▸ **WHAT THE EXERCISE ASKS**: Return the lines that run from the line containing "What text is on this page?" through the end of the entries, both ends included. Leave out all pictures.

Lines of data:
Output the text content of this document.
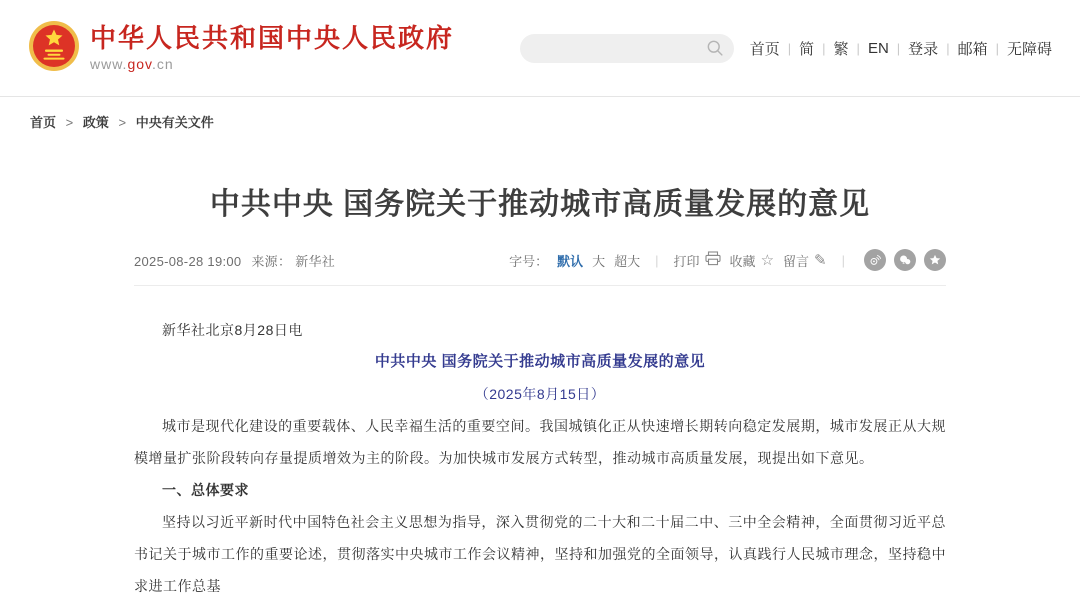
中华人民共和国中央人民政府
www.gov.cn
首页 | 简 | 繁 | EN | 登录 | 邮箱 | 无障碍
首页 > 政策 > 中央有关文件
中共中央 国务院关于推动城市高质量发展的意见
2025-08-28 19:00 来源： 新华社	字号： 默认 大 超大 | 打印 收藏 ☆ 留言 ✎ |

新华社北京8月28日电

中共中央 国务院关于推动城市高质量发展的意见

（2025年8月15日）

城市是现代化建设的重要载体、人民幸福生活的重要空间。我国城镇化正从快速增长期转向稳定发展期，城市发展正从大规模增量扩张阶段转向存量提质增效为主的阶段。为加快城市发展方式转型，推动城市高质量发展，现提出如下意见。

一、总体要求

坚持以习近平新时代中国特色社会主义思想为指导，深入贯彻党的二十大和二十届二中、三中全会精神，全面贯彻习近平总书记关于城市工作的重要论述，贯彻落实中央城市工作会议精神，坚持和加强党的全面领导，认真践行人民城市理念，坚持稳中求进工作总基
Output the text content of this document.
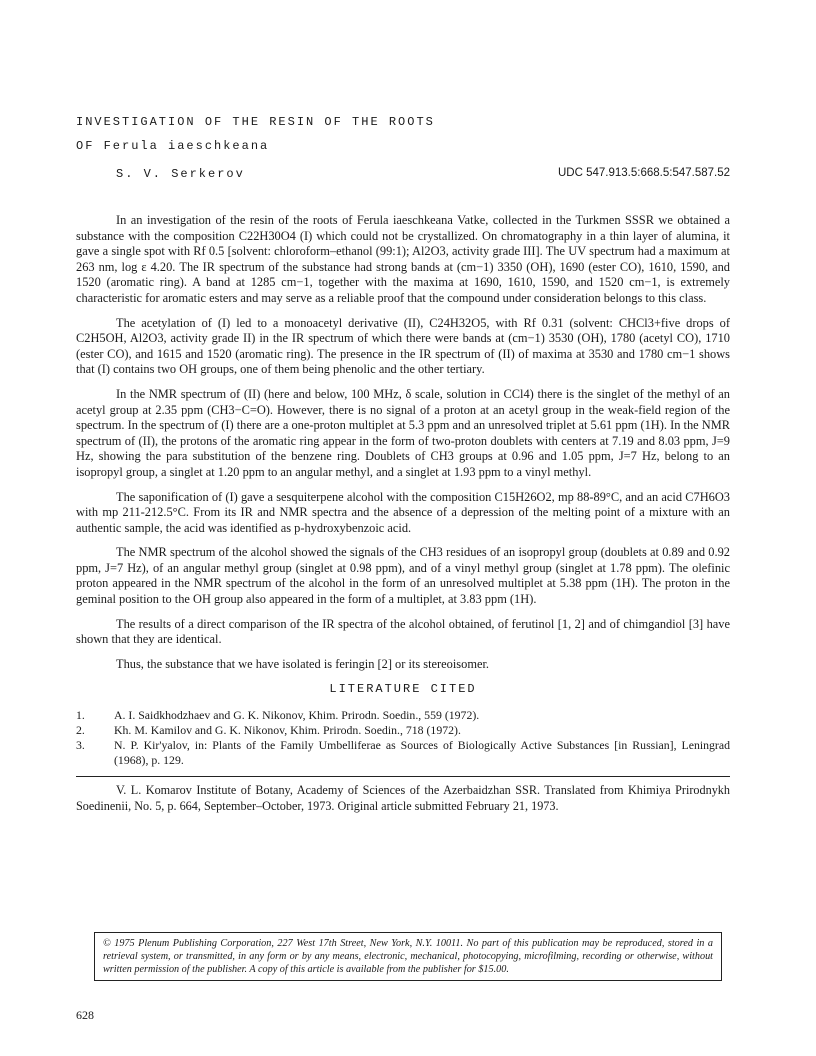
INVESTIGATION OF THE RESIN OF THE ROOTS
OF Ferula iaeschkeana
S. V. Serkerov	UDC 547.913.5:668.5:547.587.52

In an investigation of the resin of the roots of Ferula iaeschkeana Vatke, collected in the Turkmen SSSR we obtained a substance with the composition C22H30O4 (I) which could not be crystallized. On chromatography in a thin layer of alumina, it gave a single spot with Rf 0.5 [solvent: chloroform–ethanol (99:1); Al2O3, activity grade III]. The UV spectrum had a maximum at 263 nm, log ε 4.20. The IR spectrum of the substance had strong bands at (cm−1) 3350 (OH), 1690 (ester CO), 1610, 1590, and 1520 (aromatic ring). A band at 1285 cm−1, together with the maxima at 1690, 1610, 1590, and 1520 cm−1, is extremely characteristic for aromatic esters and may serve as a reliable proof that the compound under consideration belongs to this class.

The acetylation of (I) led to a monoacetyl derivative (II), C24H32O5, with Rf 0.31 (solvent: CHCl3+five drops of C2H5OH, Al2O3, activity grade II) in the IR spectrum of which there were bands at (cm−1) 3530 (OH), 1780 (acetyl CO), 1710 (ester CO), and 1615 and 1520 (aromatic ring). The presence in the IR spectrum of (II) of maxima at 3530 and 1780 cm−1 shows that (I) contains two OH groups, one of them being phenolic and the other tertiary.

In the NMR spectrum of (II) (here and below, 100 MHz, δ scale, solution in CCl4) there is the singlet of the methyl of an acetyl group at 2.35 ppm (CH3−C=O). However, there is no signal of a proton at an acetyl group in the weak-field region of the spectrum. In the spectrum of (I) there are a one-proton multiplet at 5.3 ppm and an unresolved triplet at 5.61 ppm (1H). In the NMR spectrum of (II), the protons of the aromatic ring appear in the form of two-proton doublets with centers at 7.19 and 8.03 ppm, J=9 Hz, showing the para substitution of the benzene ring. Doublets of CH3 groups at 0.96 and 1.05 ppm, J=7 Hz, belong to an isopropyl group, a singlet at 1.20 ppm to an angular methyl, and a singlet at 1.93 ppm to a vinyl methyl.

The saponification of (I) gave a sesquiterpene alcohol with the composition C15H26O2, mp 88-89°C, and an acid C7H6O3 with mp 211-212.5°C. From its IR and NMR spectra and the absence of a depression of the melting point of a mixture with an authentic sample, the acid was identified as p-hydroxybenzoic acid.

The NMR spectrum of the alcohol showed the signals of the CH3 residues of an isopropyl group (doublets at 0.89 and 0.92 ppm, J=7 Hz), of an angular methyl group (singlet at 0.98 ppm), and of a vinyl methyl group (singlet at 1.78 ppm). The olefinic proton appeared in the NMR spectrum of the alcohol in the form of an unresolved multiplet at 5.38 ppm (1H). The proton in the geminal position to the OH group also appeared in the form of a multiplet, at 3.83 ppm (1H).

The results of a direct comparison of the IR spectra of the alcohol obtained, of ferutinol [1, 2] and of chimgandiol [3] have shown that they are identical.

Thus, the substance that we have isolated is feringin [2] or its stereoisomer.

LITERATURE CITED
1.	A. I. Saidkhodzhaev and G. K. Nikonov, Khim. Prirodn. Soedin., 559 (1972).
2.	Kh. M. Kamilov and G. K. Nikonov, Khim. Prirodn. Soedin., 718 (1972).
3.	N. P. Kir'yalov, in: Plants of the Family Umbelliferae as Sources of Biologically Active Substances [in Russian], Leningrad (1968), p. 129.

V. L. Komarov Institute of Botany, Academy of Sciences of the Azerbaidzhan SSR. Translated from Khimiya Prirodnykh Soedinenii, No. 5, p. 664, September–October, 1973. Original article submitted February 21, 1973.

© 1975 Plenum Publishing Corporation, 227 West 17th Street, New York, N.Y. 10011. No part of this publication may be reproduced, stored in a retrieval system, or transmitted, in any form or by any means, electronic, mechanical, photocopying, microfilming, recording or otherwise, without written permission of the publisher. A copy of this article is available from the publisher for $15.00.
628
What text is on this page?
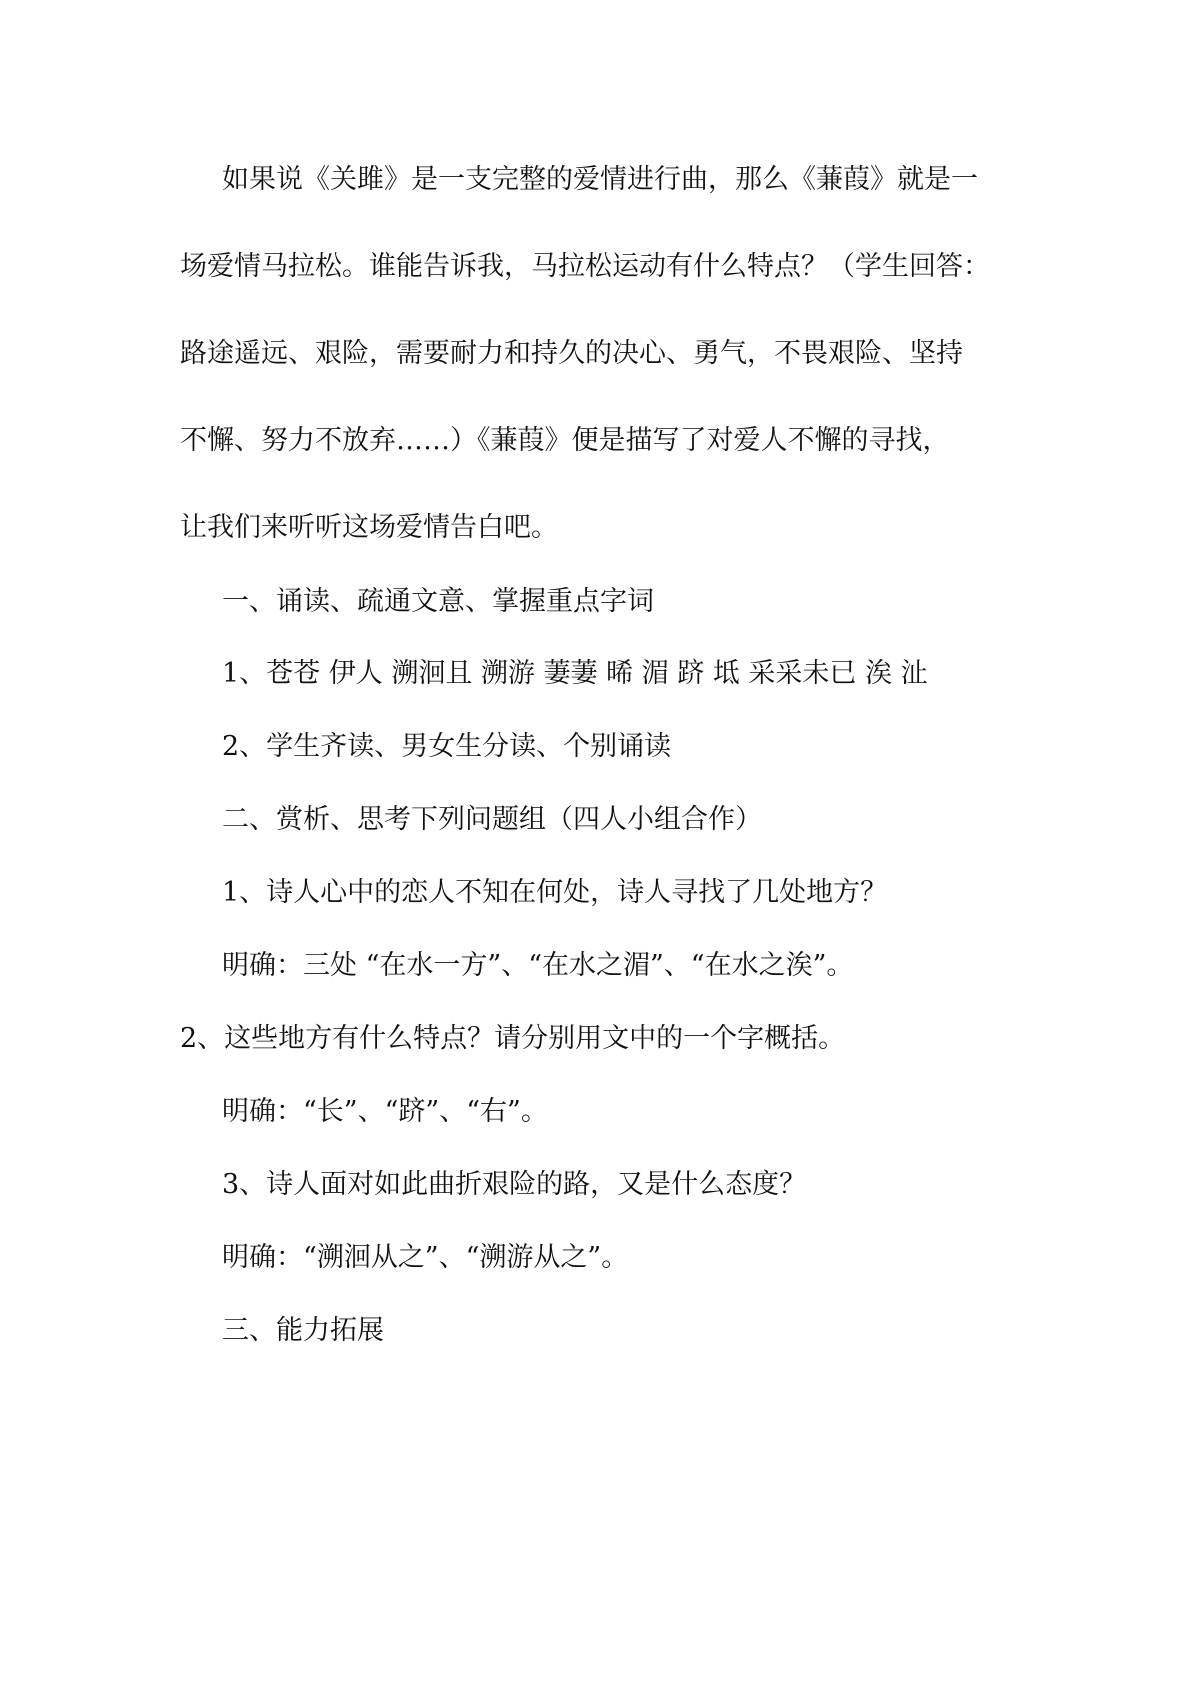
如果说《关雎》是一支完整的爱情进行曲，那么《蒹葭》就是一

场爱情马拉松。谁能告诉我，马拉松运动有什么特点？（学生回答：

路途遥远、艰险，需要耐力和持久的决心、勇气，不畏艰险、坚持

不懈、努力不放弃……）《蒹葭》便是描写了对爱人不懈的寻找，

让我们来听听这场爱情告白吧。

一、诵读、疏通文意、掌握重点字词

1、苍苍 伊人 溯洄且 溯游 萋萋 晞 湄 跻 坻 采采未已 涘 沚

2、学生齐读、男女生分读、个别诵读

二、赏析、思考下列问题组（四人小组合作）

1、诗人心中的恋人不知在何处，诗人寻找了几处地方？

明确：三处 “在水一方”、“在水之湄”、“在水之涘”。

2、这些地方有什么特点？请分别用文中的一个字概括。

明确：“长”、“跻”、“右”。

3、诗人面对如此曲折艰险的路，又是什么态度？

明确：“溯洄从之”、“溯游从之”。

三、能力拓展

▸ **CORRECT ANSWER**:
What text is on this page?
如果说《关雎》是一支完整的爱情进行曲，那么《蒹葭》就是一

场爱情马拉松。谁能告诉我，马拉松运动有什么特点？（学生回答：

路途遥远、艰险，需要耐力和持久的决心、勇气，不畏艰险、坚持

不懈、努力不放弃……）《蒹葭》便是描写了对爱人不懈的寻找，

让我们来听听这场爱情告白吧。

一、诵读、疏通文意、掌握重点字词

1、苍苍 伊人 溯洄且 溯游 萋萋 晞 湄 跻 坻 采采未已 涘 沚

2、学生齐读、男女生分读、个别诵读

二、赏析、思考下列问题组（四人小组合作）

1、诗人心中的恋人不知在何处，诗人寻找了几处地方？

明确：三处 “在水一方”、“在水之湄”、“在水之涘”。

2、这些地方有什么特点？请分别用文中的一个字概括。

明确：“长”、“跻”、“右”。

3、诗人面对如此曲折艰险的路，又是什么态度？

明确：“溯洄从之”、“溯游从之”。

三、能力拓展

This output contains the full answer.